EXERCISE INSTRUCTIONS
Can you write out all the lines below again, substituting "parameter-label" for every "param-label" and leaving everything else unchanged?
--- START ---
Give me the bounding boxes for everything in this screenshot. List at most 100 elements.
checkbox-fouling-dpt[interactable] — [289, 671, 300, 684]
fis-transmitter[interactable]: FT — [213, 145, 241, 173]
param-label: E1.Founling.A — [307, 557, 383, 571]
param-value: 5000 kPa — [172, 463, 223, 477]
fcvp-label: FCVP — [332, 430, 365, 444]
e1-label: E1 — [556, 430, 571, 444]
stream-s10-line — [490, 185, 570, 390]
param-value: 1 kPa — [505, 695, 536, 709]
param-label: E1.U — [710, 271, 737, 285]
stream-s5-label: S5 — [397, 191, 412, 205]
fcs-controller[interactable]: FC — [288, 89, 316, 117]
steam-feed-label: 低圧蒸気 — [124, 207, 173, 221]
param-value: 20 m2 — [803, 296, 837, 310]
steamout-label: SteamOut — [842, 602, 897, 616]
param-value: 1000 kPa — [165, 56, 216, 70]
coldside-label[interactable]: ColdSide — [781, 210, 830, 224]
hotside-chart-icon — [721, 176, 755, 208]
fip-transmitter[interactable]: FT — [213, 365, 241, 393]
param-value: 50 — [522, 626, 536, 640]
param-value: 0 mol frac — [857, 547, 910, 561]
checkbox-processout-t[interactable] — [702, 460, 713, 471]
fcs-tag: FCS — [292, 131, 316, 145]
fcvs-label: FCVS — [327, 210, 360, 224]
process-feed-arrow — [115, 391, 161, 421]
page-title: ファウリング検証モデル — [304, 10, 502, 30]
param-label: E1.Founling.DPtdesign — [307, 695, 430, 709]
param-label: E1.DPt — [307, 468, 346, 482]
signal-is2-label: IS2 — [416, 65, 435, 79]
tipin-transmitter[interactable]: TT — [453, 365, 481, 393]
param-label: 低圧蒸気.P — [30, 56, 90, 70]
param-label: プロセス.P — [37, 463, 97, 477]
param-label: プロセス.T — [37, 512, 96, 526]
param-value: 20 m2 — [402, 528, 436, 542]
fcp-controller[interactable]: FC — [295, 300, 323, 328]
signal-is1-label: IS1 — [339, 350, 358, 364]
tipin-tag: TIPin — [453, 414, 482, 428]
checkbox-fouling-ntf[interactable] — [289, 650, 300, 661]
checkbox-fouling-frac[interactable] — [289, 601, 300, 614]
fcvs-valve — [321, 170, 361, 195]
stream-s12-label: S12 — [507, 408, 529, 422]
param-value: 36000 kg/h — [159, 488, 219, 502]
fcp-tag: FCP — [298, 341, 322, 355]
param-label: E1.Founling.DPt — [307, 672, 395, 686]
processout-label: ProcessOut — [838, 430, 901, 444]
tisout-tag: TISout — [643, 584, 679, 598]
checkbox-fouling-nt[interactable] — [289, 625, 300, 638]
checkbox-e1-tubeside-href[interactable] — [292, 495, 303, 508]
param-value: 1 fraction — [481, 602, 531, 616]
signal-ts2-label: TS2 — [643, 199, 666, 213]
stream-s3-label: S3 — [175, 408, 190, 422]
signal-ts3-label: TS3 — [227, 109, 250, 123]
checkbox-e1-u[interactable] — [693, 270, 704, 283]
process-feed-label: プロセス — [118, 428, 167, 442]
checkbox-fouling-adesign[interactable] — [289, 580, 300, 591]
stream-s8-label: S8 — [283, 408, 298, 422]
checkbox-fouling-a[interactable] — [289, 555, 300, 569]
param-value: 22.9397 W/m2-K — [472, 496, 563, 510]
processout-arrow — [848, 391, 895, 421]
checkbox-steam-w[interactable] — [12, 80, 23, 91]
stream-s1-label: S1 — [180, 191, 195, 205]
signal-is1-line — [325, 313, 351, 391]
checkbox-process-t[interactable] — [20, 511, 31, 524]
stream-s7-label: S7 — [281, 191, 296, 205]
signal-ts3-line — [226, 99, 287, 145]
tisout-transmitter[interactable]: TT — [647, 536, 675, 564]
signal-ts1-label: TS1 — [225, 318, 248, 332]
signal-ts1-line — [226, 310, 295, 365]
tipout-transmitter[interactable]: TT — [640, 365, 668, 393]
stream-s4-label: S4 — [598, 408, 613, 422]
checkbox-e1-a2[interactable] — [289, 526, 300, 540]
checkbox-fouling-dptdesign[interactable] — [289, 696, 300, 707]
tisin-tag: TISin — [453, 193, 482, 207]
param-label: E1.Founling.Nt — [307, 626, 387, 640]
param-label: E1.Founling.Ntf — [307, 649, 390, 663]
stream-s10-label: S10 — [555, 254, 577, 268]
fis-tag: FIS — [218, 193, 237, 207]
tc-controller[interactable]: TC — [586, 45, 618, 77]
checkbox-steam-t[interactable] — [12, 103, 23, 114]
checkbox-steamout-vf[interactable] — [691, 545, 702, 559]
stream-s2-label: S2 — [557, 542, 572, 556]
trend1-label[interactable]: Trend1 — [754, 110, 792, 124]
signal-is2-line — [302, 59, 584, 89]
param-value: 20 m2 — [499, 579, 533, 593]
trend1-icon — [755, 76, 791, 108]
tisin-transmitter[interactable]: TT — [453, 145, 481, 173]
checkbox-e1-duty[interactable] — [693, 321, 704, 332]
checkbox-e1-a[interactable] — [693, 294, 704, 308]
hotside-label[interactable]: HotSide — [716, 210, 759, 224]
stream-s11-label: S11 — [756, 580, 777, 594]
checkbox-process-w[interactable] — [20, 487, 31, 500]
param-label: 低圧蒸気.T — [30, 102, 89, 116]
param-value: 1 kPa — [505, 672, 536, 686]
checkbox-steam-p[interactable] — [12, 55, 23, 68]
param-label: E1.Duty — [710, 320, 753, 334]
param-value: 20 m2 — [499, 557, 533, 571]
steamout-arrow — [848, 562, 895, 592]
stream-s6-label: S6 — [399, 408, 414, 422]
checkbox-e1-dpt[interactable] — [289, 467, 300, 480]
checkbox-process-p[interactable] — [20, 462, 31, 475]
--- END ---
FINISHED TASK
Give me the bounding boxes for everything in this screenshot. List at most 100 elements.
checkbox-fouling-dpt[interactable] — [289, 671, 300, 684]
fis-transmitter[interactable]: FT — [213, 145, 241, 173]
parameter-label: E1.Founling.A — [307, 557, 383, 571]
param-value: 5000 kPa — [172, 463, 223, 477]
fcvp-label: FCVP — [332, 430, 365, 444]
e1-label: E1 — [556, 430, 571, 444]
stream-s10-line — [490, 185, 570, 390]
param-value: 1 kPa — [505, 695, 536, 709]
parameter-label: E1.U — [710, 271, 737, 285]
stream-s5-label: S5 — [397, 191, 412, 205]
fcs-controller[interactable]: FC — [288, 89, 316, 117]
steam-feed-label: 低圧蒸気 — [124, 207, 173, 221]
param-value: 20 m2 — [803, 296, 837, 310]
steamout-label: SteamOut — [842, 602, 897, 616]
param-value: 1000 kPa — [165, 56, 216, 70]
coldside-label[interactable]: ColdSide — [781, 210, 830, 224]
hotside-chart-icon — [721, 176, 755, 208]
fip-transmitter[interactable]: FT — [213, 365, 241, 393]
param-value: 50 — [522, 626, 536, 640]
param-value: 0 mol frac — [857, 547, 910, 561]
checkbox-processout-t[interactable] — [702, 460, 713, 471]
fcs-tag: FCS — [292, 131, 316, 145]
fcvs-label: FCVS — [327, 210, 360, 224]
process-feed-arrow — [115, 391, 161, 421]
page-title: ファウリング検証モデル — [304, 10, 502, 30]
parameter-label: E1.Founling.DPtdesign — [307, 695, 430, 709]
parameter-label: E1.DPt — [307, 468, 346, 482]
signal-is2-label: IS2 — [416, 65, 435, 79]
tipin-transmitter[interactable]: TT — [453, 365, 481, 393]
parameter-label: 低圧蒸気.P — [30, 56, 90, 70]
parameter-label: プロセス.P — [37, 463, 97, 477]
parameter-label: プロセス.T — [37, 512, 96, 526]
param-value: 20 m2 — [402, 528, 436, 542]
fcp-controller[interactable]: FC — [295, 300, 323, 328]
signal-is1-label: IS1 — [339, 350, 358, 364]
tipin-tag: TIPin — [453, 414, 482, 428]
checkbox-fouling-ntf[interactable] — [289, 650, 300, 661]
checkbox-fouling-frac[interactable] — [289, 601, 300, 614]
fcvs-valve — [321, 170, 361, 195]
stream-s12-label: S12 — [507, 408, 529, 422]
param-value: 36000 kg/h — [159, 488, 219, 502]
fcp-tag: FCP — [298, 341, 322, 355]
parameter-label: E1.Founling.DPt — [307, 672, 395, 686]
processout-label: ProcessOut — [838, 430, 901, 444]
tisout-tag: TISout — [643, 584, 679, 598]
checkbox-fouling-nt[interactable] — [289, 625, 300, 638]
checkbox-e1-tubeside-href[interactable] — [292, 495, 303, 508]
param-value: 1 fraction — [481, 602, 531, 616]
signal-ts2-label: TS2 — [643, 199, 666, 213]
stream-s3-label: S3 — [175, 408, 190, 422]
signal-ts3-label: TS3 — [227, 109, 250, 123]
checkbox-e1-u[interactable] — [693, 270, 704, 283]
process-feed-label: プロセス — [118, 428, 167, 442]
checkbox-fouling-adesign[interactable] — [289, 580, 300, 591]
stream-s8-label: S8 — [283, 408, 298, 422]
checkbox-fouling-a[interactable] — [289, 555, 300, 569]
param-value: 22.9397 W/m2-K — [472, 496, 563, 510]
processout-arrow — [848, 391, 895, 421]
checkbox-steam-w[interactable] — [12, 80, 23, 91]
stream-s1-label: S1 — [180, 191, 195, 205]
signal-is1-line — [325, 313, 351, 391]
checkbox-process-t[interactable] — [20, 511, 31, 524]
stream-s7-label: S7 — [281, 191, 296, 205]
signal-ts3-line — [226, 99, 287, 145]
tisout-transmitter[interactable]: TT — [647, 536, 675, 564]
signal-ts1-label: TS1 — [225, 318, 248, 332]
signal-ts1-line — [226, 310, 295, 365]
tipout-transmitter[interactable]: TT — [640, 365, 668, 393]
stream-s4-label: S4 — [598, 408, 613, 422]
checkbox-e1-a2[interactable] — [289, 526, 300, 540]
checkbox-fouling-dptdesign[interactable] — [289, 696, 300, 707]
tisin-tag: TISin — [453, 193, 482, 207]
parameter-label: E1.Founling.Nt — [307, 626, 387, 640]
parameter-label: E1.Founling.Ntf — [307, 649, 390, 663]
stream-s10-label: S10 — [555, 254, 577, 268]
fis-tag: FIS — [218, 193, 237, 207]
tc-controller[interactable]: TC — [586, 45, 618, 77]
checkbox-steam-t[interactable] — [12, 103, 23, 114]
checkbox-steamout-vf[interactable] — [691, 545, 702, 559]
stream-s2-label: S2 — [557, 542, 572, 556]
trend1-label[interactable]: Trend1 — [754, 110, 792, 124]
signal-is2-line — [302, 59, 584, 89]
param-value: 20 m2 — [499, 579, 533, 593]
trend1-icon — [755, 76, 791, 108]
tisin-transmitter[interactable]: TT — [453, 145, 481, 173]
checkbox-e1-duty[interactable] — [693, 321, 704, 332]
checkbox-e1-a[interactable] — [693, 294, 704, 308]
hotside-label[interactable]: HotSide — [716, 210, 759, 224]
stream-s11-label: S11 — [756, 580, 777, 594]
checkbox-process-w[interactable] — [20, 487, 31, 500]
parameter-label: 低圧蒸気.T — [30, 102, 89, 116]
param-value: 1 kPa — [505, 672, 536, 686]
checkbox-steam-p[interactable] — [12, 55, 23, 68]
parameter-label: E1.Duty — [710, 320, 753, 334]
param-value: 20 m2 — [499, 557, 533, 571]
steamout-arrow — [848, 562, 895, 592]
stream-s6-label: S6 — [399, 408, 414, 422]
checkbox-e1-dpt[interactable] — [289, 467, 300, 480]
checkbox-process-p[interactable] — [20, 462, 31, 475]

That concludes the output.